* [SET EXERCISE]: For the material that follows, list every line containing the word "Permits".

### RECORD SET

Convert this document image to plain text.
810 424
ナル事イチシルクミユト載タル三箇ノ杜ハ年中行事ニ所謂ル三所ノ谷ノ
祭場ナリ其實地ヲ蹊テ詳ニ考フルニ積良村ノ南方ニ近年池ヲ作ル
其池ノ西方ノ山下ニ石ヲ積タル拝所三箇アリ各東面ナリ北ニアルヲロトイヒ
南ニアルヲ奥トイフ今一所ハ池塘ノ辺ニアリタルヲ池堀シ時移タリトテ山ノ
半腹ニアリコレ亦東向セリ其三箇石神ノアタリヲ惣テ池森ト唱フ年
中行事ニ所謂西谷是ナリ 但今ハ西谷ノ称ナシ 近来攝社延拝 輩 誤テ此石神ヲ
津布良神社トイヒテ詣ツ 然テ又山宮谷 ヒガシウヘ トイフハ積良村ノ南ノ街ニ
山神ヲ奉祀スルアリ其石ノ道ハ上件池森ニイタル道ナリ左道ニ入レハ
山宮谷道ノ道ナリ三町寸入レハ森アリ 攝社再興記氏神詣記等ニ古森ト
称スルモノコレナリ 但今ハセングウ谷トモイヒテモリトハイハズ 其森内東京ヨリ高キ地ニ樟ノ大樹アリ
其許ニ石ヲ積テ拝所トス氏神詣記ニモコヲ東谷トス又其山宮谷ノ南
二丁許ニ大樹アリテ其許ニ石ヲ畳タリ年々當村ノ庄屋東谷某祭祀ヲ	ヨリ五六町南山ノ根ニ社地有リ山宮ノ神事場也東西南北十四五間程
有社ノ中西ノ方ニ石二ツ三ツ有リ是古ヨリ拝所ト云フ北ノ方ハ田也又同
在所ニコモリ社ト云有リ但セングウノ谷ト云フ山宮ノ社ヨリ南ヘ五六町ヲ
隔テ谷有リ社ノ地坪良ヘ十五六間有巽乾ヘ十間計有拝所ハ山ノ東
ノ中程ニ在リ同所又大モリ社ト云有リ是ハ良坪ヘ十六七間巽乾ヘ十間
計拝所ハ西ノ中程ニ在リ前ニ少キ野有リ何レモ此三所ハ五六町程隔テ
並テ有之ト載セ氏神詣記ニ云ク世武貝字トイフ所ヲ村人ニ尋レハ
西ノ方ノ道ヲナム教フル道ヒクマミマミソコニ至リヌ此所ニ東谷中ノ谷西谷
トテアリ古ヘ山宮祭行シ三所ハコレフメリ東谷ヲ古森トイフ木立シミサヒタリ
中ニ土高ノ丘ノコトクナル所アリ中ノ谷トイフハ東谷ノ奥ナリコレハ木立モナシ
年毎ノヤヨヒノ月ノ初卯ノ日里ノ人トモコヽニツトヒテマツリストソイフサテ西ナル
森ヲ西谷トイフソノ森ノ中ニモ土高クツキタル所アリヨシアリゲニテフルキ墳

######
### RECORD SET

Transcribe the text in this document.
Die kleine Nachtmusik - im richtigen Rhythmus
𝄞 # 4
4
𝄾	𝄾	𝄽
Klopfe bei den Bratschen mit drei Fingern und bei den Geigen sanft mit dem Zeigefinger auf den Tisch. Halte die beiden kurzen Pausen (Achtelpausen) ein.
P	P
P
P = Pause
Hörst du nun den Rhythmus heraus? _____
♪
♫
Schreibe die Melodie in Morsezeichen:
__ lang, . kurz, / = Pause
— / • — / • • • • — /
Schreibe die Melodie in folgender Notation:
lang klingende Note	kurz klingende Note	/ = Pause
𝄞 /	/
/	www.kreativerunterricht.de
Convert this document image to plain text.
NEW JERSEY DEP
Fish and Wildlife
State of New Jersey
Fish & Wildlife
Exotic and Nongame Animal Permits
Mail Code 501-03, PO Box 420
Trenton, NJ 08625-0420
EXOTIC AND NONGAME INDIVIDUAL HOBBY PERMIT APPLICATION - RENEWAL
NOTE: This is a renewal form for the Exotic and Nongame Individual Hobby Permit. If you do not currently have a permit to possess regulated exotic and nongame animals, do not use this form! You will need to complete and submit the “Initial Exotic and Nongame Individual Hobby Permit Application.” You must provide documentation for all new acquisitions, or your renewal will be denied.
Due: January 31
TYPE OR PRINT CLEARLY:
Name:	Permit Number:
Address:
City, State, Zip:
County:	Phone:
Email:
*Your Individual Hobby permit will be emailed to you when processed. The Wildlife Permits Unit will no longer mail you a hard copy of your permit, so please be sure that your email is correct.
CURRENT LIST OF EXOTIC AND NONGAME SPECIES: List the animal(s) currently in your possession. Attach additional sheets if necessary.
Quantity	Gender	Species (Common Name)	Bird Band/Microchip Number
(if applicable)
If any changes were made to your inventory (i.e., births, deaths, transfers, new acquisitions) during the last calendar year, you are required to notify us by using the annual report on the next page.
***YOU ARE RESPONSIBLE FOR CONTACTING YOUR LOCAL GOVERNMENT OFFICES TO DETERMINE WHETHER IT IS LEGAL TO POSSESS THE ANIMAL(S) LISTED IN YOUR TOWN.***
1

######

* [TASK ANSWER]:
Exotic and Nongame Animal Permits
*Your Individual Hobby permit will be emailed to you when processed. The Wildlife Permits Unit will no longer mail you a hard copy of your permit, so please be sure that your email is correct.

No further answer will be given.